BRIEF 1: According to the passage on the ICTR media case, what sentence did Jean-Bosco Barayagwiza receive?

======== SELECTED TEXT ========

Three judges of the UN International Criminal Tribunal for Rwanda (ICTR), sitting in Arusha, Tanzania, announced the convictions and sentences for Ferdinand Nahimana, Jean-Bosco Barayagwiza and Hassan Ngeze in what has been dubbed “the media case.”

The three men were convicted of genocide, incitement to genocide, conspiracy, crimes against humanity, extermination and persecution. According to media reports, about 800,000 Tutsis and moderate Hutus were murdered in Rwanda between April and the middle of 1994.

The ICTR said the convictions were the first of their kind since the Allied Tribunal at Nuremberg at 1946 sentenced Nazi publisher Julius Streicher to death for his anti-semitic publication Der Stürmer.

Mr. Nahimana, founder and ideologist of the Radio Télévision does Mille Coulines (RTLM), and Mr. Ngeze, chief editor of Kangura newspaper, were sentenced to life in prison. Mr. Barayagwiza, a high-ranking board member at RTLM and the founder of the Coalition for the Defence of Republic (CDR), a political party, received a 35-year jail term. He boycotted his trial.

========

BRIEF 2: Copy the lines of the records word for word, starting at the line containing "paragraph-text: : ما" and ending at the line containing "paragraph-23 bbox=[24, 214, 798, 326]", with both of those lines included.

======== MATERIAL PROVIDED ========

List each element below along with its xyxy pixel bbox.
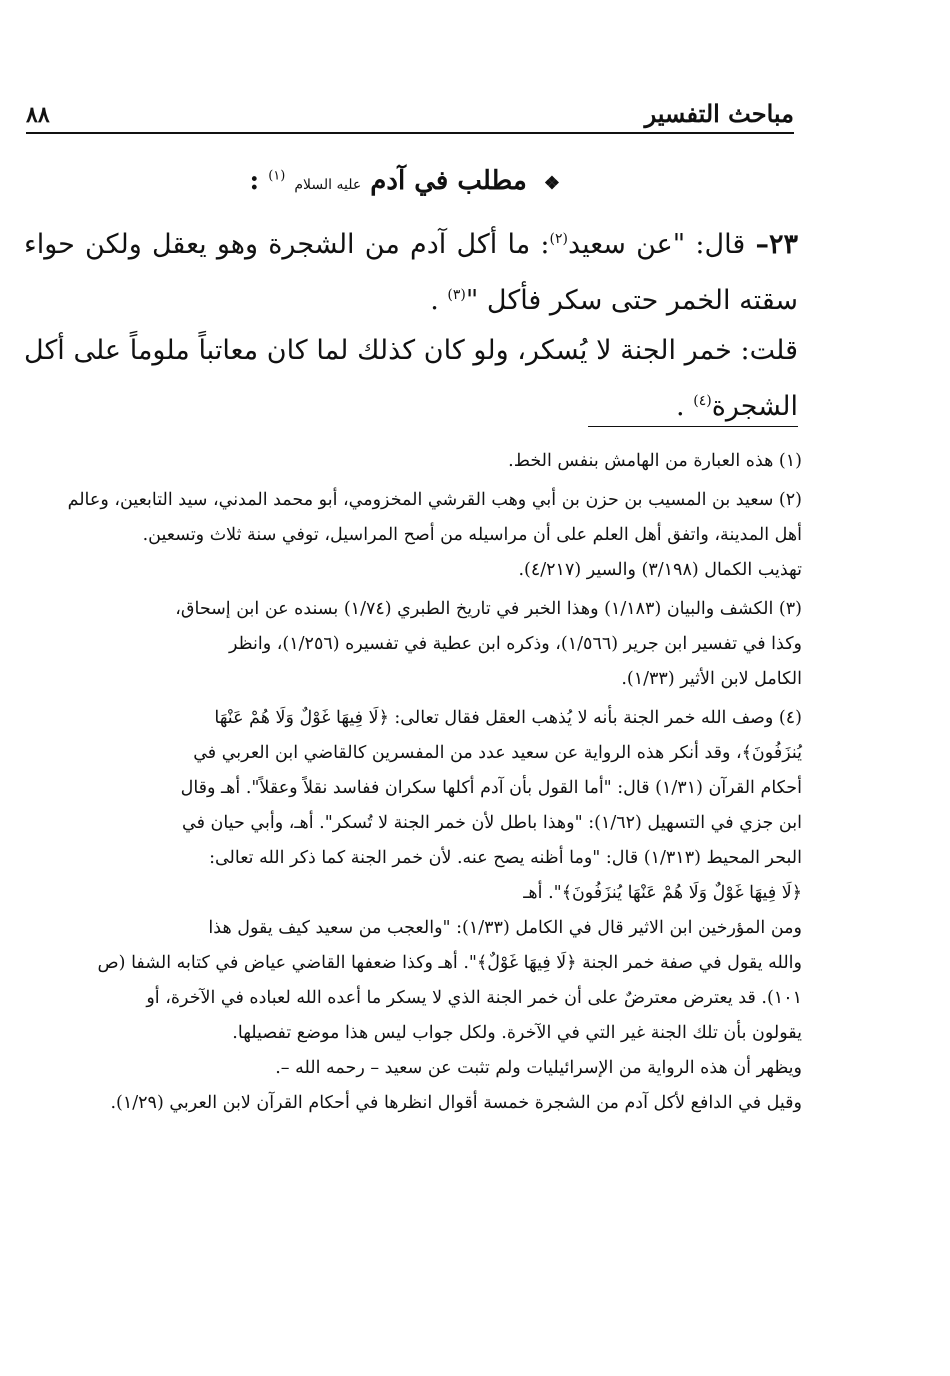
paragraph-text: : ما أكل آدم من الشجرة وهو يعقل ولكن حواء سقته الخمر حتى سكر فأكل " bbox=[24, 229, 798, 316]
main-text bbox=[24, 214, 798, 432]
honorific-mark: عليه السلام bbox=[294, 177, 362, 193]
footnote-ref-3: (٣) bbox=[447, 287, 466, 303]
footnote-line: (٢) سعيد بن المسيب بن حزن بن أبي وهب القرشي المخزومي، أبو محمد المدني، سيد التابعين، وعالم bbox=[67, 490, 802, 510]
footnote-line: وقيل في الدافع لأكل آدم من الشجرة خمسة أقوال انظرها في أحكام القرآن لابن العربي (١/٢٩). bbox=[110, 1093, 802, 1113]
paragraph-text: قال: "عن سعيد bbox=[567, 229, 746, 260]
footnote-line: وكذا في تفسير ابن جرير (١/٥٦٦)، وذكره ابن عطية في تفسيره (١/٢٥٦)، وانظر bbox=[229, 634, 802, 654]
footnote-ref-4: (٤) bbox=[693, 393, 712, 409]
footnote-line: ١٠١). قد يعترض معترضٌ على أن خمر الجنة الذي لا يسكر ما أعده الله لعباده في الآخرة، أو bbox=[146, 988, 802, 1008]
paragraph-23 bbox=[24, 214, 798, 326]
paragraph-comment bbox=[24, 326, 798, 432]
footnote-line: ومن المؤرخين ابن الاثير قال في الكامل (١/٣٣): "والعجب من سعيد كيف يقول هذا bbox=[208, 918, 802, 938]
footnotes bbox=[24, 444, 802, 1121]
footnote-line: تهذيب الكمال (٣/١٩٨) والسير (٤/٢١٧). bbox=[518, 560, 802, 580]
section-heading bbox=[230, 166, 560, 206]
footnote-line: (١) هذه العبارة من الهامش بنفس الخط. bbox=[508, 451, 802, 471]
footnote-ref-2: (٢) bbox=[549, 231, 568, 247]
footnote-line: (٤) وصف الله خمر الجنة بأنه لا يُذهب العقل فقال تعالى: ﴿لَا فِيهَا غَوْلٌ وَلَا هُمْ عَنْهَا bbox=[214, 708, 802, 728]
footnote-line: ابن جزي في التسهيل (١/٦٢): "وهذا باطل لأن خمر الجنة لا تُسكر". أهـ، وأبي حيان في bbox=[182, 813, 802, 833]
footnote-line: والله يقول في صفة خمر الجنة ﴿لَا فِيهَا غَوْلٌ﴾". أهـ وكذا ضعفها القاضي عياض في كتابه الشفا (ص bbox=[97, 953, 802, 973]
running-header bbox=[26, 92, 794, 134]
footnote-line: يقولون بأن تلك الجنة غير التي في الآخرة. ولكل جواب ليس هذا موضع تفصيلها. bbox=[232, 1023, 802, 1043]
heading-colon: : bbox=[249, 166, 260, 196]
footnote-ref-1: (١) bbox=[268, 168, 286, 184]
footnote-line: أحكام القرآن (١/٣١) قال: "أما القول بأن آدم أكلها سكران ففاسد نقلاً وعقلاً". أهـ وقال bbox=[180, 778, 802, 798]
footnote-line: أهل المدينة، واتفق أهل العلم على أن مراسيله من أصح المراسيل، توفي سنة ثلاث وتسعين. bbox=[142, 525, 802, 545]
section-heading-text: مطلب في آدم bbox=[370, 166, 527, 196]
running-title: مباحث التفسير bbox=[644, 99, 794, 128]
footnote-line: الكامل لابن الأثير (١/٣٣). bbox=[621, 669, 802, 689]
paragraph-end: . bbox=[430, 285, 439, 316]
footnote-line: يُنزَفُونَ﴾، وقد أنكر هذه الرواية عن سعيد عدد من المفسرين كالقاضي ابن العربي في bbox=[193, 743, 802, 763]
footnote-line: ﴿لَا فِيهَا غَوْلٌ وَلَا هُمْ عَنْهَا يُنزَفُونَ﴾". أهـ bbox=[523, 883, 802, 903]
paragraph-number: ٢٣– bbox=[755, 229, 798, 260]
footnote-line: (٣) الكشف والبيان (١/١٨٣) وهذا الخبر في تاريخ الطبري (١/٧٤) بسنده عن ابن إسحاق، bbox=[175, 599, 802, 619]
diamond-icon: ❖ bbox=[543, 173, 560, 194]
page-number: ٨٨ bbox=[26, 102, 50, 128]
footnote-divider bbox=[588, 426, 798, 427]
footnote-line: البحر المحيط (١/٣١٣) قال: "وما أظنه يصح عنه. لأن خمر الجنة كما ذكر الله تعالى: bbox=[209, 848, 802, 868]
paragraph-text: قلت: خمر الجنة لا يُسكر، ولو كان كذلك لما كان معاتباً ملوماً على أكل الشجرة bbox=[24, 335, 798, 422]
footnote-line: ويظهر أن هذه الرواية من الإسرائيليات ولم تثبت عن سعيد – رحمه الله –. bbox=[275, 1058, 802, 1078]
paragraph-end: . bbox=[676, 391, 685, 422]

========

FINAL RESULT 1: He received a 35-year jail term.

FINAL RESULT 2:
paragraph-text: : ما أكل آدم من الشجرة وهو يعقل ولكن حواء سقته الخمر حتى سكر فأكل " bbox=[24, 229, 798, 316]
main-text bbox=[24, 214, 798, 432]
honorific-mark: عليه السلام bbox=[294, 177, 362, 193]
footnote-ref-3: (٣) bbox=[447, 287, 466, 303]
footnote-line: (٢) سعيد بن المسيب بن حزن بن أبي وهب القرشي المخزومي، أبو محمد المدني، سيد التابعين، وعالم bbox=[67, 490, 802, 510]
footnote-line: وقيل في الدافع لأكل آدم من الشجرة خمسة أقوال انظرها في أحكام القرآن لابن العربي (١/٢٩). bbox=[110, 1093, 802, 1113]
paragraph-text: قال: "عن سعيد bbox=[567, 229, 746, 260]
footnote-line: وكذا في تفسير ابن جرير (١/٥٦٦)، وذكره ابن عطية في تفسيره (١/٢٥٦)، وانظر bbox=[229, 634, 802, 654]
footnote-ref-4: (٤) bbox=[693, 393, 712, 409]
footnote-line: ١٠١). قد يعترض معترضٌ على أن خمر الجنة الذي لا يسكر ما أعده الله لعباده في الآخرة، أو bbox=[146, 988, 802, 1008]
paragraph-23 bbox=[24, 214, 798, 326]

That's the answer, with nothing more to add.